• **Задания**
A) Банкноты какого достоинства упомянуты в отрывке о Гьянце?
B) Пожалуйста, продолжите отрывок о Гьянце, начав сразу после его последнего предложения.

• **Фрагмент текста**
* * * * *

Индийские рупии ходят на рынке свободно, как тибетская транка. Больше того, рупии идут нарасхват. Тибетские монеты медные и серебряные; когда-то были и золотые монеты, но вышли из обращения. Серебряные монеты смотрятся красиво, по-старинному. Есть и бумажные деньги – банкноты в десять, пятьдесят, сто и пятьсот транка; это огромные банкноты, разрисованные фантастическими узорами ярких цветов с тибетским львом, горами, Восемью благородными символами, а также впечатляющими штампами и печатями.
Дом врача находится рядом с рынком; и это правильно, что такой важный человек живет в центре города. С нашей точки зрения, он дилетант, он основывается исключительно на опыте, но в Гьянце он главный врач. Он умный и развитый человек. Он все знает о местных растениях, из которых варит десятки разных настоев, а из корней извлекает разные активные вещества от многих болезней. Он очень уважает западную медицину и, как большинство тибетцев, слепо верит в уколы.

* * * * *

Записи из набора данных:
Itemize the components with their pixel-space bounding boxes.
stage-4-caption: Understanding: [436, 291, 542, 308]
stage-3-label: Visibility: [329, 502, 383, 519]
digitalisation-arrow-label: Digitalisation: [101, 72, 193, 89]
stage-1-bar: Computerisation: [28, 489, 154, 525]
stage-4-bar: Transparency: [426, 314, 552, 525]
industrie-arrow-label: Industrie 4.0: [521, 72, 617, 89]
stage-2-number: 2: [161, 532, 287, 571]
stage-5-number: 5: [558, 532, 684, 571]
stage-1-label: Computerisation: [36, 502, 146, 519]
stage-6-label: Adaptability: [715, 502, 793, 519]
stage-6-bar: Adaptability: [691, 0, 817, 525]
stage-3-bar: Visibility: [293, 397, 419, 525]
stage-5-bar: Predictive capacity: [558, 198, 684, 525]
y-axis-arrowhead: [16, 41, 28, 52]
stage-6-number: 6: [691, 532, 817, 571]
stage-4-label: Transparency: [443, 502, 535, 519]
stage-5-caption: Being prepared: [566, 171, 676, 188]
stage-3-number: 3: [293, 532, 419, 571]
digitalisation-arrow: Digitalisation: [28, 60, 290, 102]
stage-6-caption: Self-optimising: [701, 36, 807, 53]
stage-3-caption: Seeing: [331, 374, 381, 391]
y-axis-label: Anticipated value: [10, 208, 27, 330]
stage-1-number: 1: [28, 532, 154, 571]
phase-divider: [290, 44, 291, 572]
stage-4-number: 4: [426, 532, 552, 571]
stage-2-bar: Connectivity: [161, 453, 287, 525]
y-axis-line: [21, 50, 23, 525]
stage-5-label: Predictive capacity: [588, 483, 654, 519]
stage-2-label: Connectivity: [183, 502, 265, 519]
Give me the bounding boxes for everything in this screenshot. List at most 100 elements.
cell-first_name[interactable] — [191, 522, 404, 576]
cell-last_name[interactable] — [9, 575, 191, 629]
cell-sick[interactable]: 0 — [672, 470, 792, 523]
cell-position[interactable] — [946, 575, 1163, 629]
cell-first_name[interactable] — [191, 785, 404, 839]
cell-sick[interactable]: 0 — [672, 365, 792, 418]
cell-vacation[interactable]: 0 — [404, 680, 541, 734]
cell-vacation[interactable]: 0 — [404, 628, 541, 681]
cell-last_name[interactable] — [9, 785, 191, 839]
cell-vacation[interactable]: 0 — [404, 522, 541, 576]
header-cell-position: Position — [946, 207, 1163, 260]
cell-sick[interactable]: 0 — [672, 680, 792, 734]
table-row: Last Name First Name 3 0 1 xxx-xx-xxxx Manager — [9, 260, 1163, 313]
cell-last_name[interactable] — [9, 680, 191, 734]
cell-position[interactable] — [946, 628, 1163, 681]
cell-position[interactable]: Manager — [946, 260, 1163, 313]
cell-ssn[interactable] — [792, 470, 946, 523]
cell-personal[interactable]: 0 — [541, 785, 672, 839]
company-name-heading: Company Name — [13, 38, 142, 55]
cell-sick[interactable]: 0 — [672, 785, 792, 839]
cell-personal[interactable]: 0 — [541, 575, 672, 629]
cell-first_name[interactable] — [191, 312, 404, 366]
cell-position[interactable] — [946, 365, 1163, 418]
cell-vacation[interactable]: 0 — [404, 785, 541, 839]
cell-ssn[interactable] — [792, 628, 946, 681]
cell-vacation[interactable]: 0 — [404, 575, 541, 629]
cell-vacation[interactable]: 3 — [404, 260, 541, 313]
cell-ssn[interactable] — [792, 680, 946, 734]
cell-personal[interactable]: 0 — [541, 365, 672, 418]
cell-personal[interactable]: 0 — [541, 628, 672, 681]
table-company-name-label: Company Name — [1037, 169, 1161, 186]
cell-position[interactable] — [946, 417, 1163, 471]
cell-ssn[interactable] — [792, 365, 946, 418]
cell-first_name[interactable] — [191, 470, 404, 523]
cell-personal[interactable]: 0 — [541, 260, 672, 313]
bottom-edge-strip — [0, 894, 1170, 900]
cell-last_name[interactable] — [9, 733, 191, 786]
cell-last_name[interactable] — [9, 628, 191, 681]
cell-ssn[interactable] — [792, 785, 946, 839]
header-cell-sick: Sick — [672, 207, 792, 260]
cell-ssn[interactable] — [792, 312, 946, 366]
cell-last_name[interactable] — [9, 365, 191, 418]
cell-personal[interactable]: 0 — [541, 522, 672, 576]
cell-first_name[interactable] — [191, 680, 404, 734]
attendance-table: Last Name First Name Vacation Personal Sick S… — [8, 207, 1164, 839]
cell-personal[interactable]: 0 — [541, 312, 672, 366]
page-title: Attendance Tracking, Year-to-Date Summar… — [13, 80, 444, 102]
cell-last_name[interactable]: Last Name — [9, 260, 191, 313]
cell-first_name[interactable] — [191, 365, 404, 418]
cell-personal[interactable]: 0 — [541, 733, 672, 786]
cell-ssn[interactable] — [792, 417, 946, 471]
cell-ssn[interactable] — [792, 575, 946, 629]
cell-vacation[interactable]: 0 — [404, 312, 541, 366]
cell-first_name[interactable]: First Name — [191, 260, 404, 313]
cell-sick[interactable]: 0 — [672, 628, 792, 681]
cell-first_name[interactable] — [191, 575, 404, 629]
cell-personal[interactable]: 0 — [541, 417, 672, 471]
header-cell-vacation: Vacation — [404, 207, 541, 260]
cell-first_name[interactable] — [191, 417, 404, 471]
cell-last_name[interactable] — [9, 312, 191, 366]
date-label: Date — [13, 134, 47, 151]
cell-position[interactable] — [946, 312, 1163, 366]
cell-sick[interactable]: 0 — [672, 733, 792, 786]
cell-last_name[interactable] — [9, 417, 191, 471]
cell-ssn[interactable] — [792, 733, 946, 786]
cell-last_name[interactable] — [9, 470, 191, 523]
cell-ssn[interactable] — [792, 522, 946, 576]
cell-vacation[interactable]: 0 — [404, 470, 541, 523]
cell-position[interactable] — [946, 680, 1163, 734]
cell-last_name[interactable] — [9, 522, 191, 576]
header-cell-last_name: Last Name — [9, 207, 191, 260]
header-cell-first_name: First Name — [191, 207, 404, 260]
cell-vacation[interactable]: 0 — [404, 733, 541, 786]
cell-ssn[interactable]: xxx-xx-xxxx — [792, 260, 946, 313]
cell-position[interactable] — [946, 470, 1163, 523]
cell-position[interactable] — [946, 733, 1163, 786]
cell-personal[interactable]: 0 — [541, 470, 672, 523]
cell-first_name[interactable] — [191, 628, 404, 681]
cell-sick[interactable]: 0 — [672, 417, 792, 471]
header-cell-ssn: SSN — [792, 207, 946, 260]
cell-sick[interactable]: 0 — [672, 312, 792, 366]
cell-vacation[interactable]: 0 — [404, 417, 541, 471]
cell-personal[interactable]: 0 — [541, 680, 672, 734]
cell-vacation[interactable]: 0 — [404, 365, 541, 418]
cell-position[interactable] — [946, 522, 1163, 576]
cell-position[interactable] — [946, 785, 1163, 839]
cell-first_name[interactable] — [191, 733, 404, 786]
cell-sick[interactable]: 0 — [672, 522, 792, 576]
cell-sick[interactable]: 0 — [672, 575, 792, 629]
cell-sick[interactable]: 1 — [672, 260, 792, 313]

* * * * *

• **Ответы к заданиям**
A) В десять, пятьдесят, сто и пятьсот транка.

B)
Он уже несколько лет вдовец и живет со старым слугой, двенадцатилетней дочерью и помощником. Он с большим достоинством ходит среди тысяч своих владений; амчи – один из тех, кто делают торжественным все, к чему прикасаются. Стоит только взглянуть на него, как загорается его улыбка. Должно быть, в душе он очень печальный человек. Сразу же видно, как он обожает дочку. Она ненадолго показалась, когда мы пришли, но ее отец затолкал ее наверх, чтобы она нарядилась покрасивее. У амчи много книг, некоторые из них заинтересовали профессора Туччи. Они долго разговаривали, листая книгу за книгой. На амчи все время была его большая ученая шляпа, он не снимал ее даже в доме. На Востоке шляпа – это скорее символ, чем головной убор. Потом он сел напротив маленького семейного алтаря, где лежали приношения, маленькие чашечки для святой воды, молельное колесо, несколько религиозных книг, обернутых тканью, искусственные цветы, ритуальные шелковые пояса и две большие картины на шестах. Трещины в деревянных перегородках между комнатами были заклеены старыми английскими газетами.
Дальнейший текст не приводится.